* [Data extracted from a collection]:
______________________________
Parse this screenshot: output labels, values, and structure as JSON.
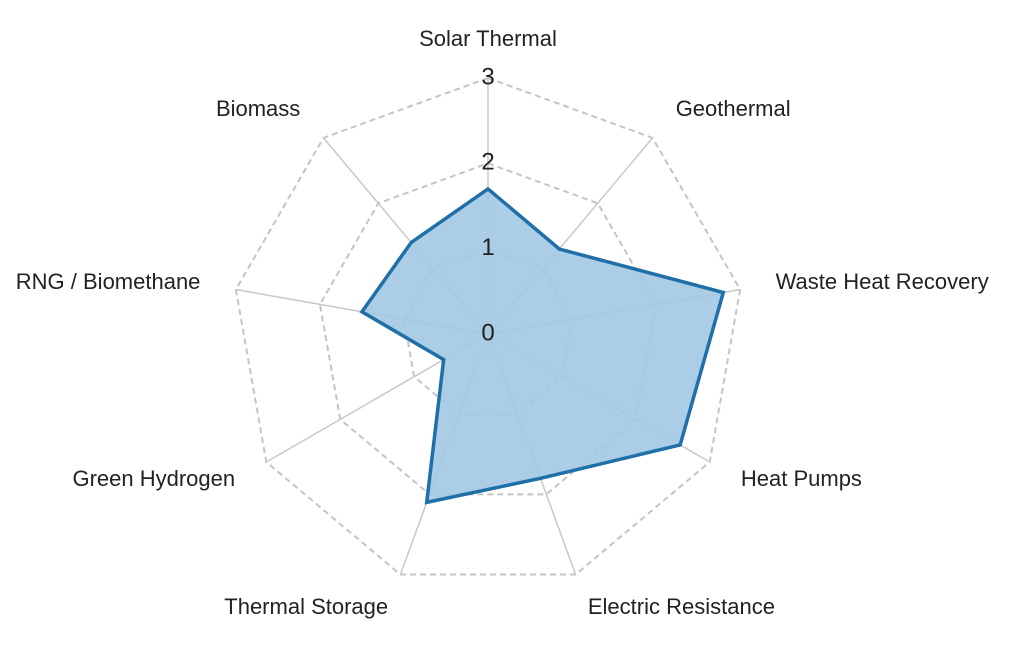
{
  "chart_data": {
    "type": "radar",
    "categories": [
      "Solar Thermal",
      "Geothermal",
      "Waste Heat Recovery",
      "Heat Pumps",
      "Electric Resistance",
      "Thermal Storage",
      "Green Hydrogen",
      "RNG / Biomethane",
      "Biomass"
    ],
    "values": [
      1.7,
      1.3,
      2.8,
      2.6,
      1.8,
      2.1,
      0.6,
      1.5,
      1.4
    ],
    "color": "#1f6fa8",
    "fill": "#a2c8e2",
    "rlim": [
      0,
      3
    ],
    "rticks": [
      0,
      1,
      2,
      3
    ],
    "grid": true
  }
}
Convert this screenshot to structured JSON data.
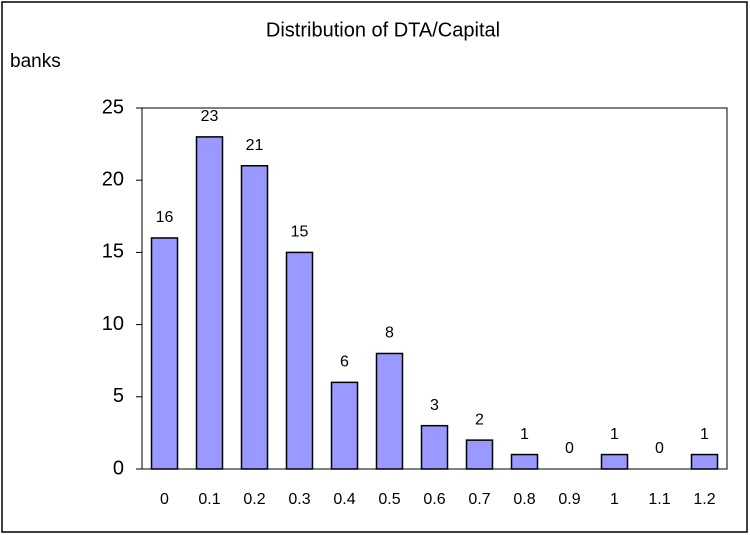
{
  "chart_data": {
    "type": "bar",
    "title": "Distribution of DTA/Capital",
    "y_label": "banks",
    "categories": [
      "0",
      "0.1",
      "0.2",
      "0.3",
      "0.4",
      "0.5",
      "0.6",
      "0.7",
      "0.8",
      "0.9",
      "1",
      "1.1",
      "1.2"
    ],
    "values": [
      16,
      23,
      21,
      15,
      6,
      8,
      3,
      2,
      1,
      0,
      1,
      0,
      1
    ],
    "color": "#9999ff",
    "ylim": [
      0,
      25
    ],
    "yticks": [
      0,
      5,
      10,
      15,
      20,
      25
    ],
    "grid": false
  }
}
______________________________
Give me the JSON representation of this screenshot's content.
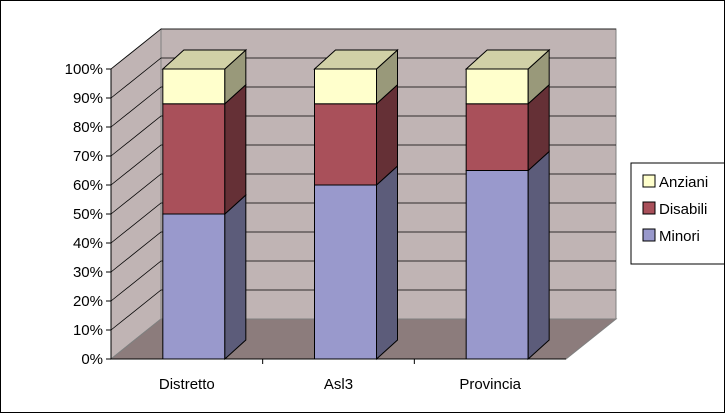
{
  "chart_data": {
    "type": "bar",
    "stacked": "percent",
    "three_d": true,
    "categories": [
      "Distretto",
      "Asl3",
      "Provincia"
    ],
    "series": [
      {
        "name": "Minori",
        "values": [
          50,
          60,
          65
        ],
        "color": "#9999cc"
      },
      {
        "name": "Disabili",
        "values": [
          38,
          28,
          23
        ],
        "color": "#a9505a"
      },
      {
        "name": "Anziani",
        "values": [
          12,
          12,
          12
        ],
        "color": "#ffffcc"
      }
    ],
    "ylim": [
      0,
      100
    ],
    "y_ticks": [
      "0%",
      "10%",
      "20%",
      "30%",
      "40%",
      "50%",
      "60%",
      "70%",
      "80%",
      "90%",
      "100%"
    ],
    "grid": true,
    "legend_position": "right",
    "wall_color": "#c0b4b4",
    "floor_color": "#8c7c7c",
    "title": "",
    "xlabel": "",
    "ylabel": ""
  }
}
______________________________
* [What is required]: From the data above, show each line that contains "title".

* [Response]:
    "title": "Distribution of DTA/Capital",
    "title": "",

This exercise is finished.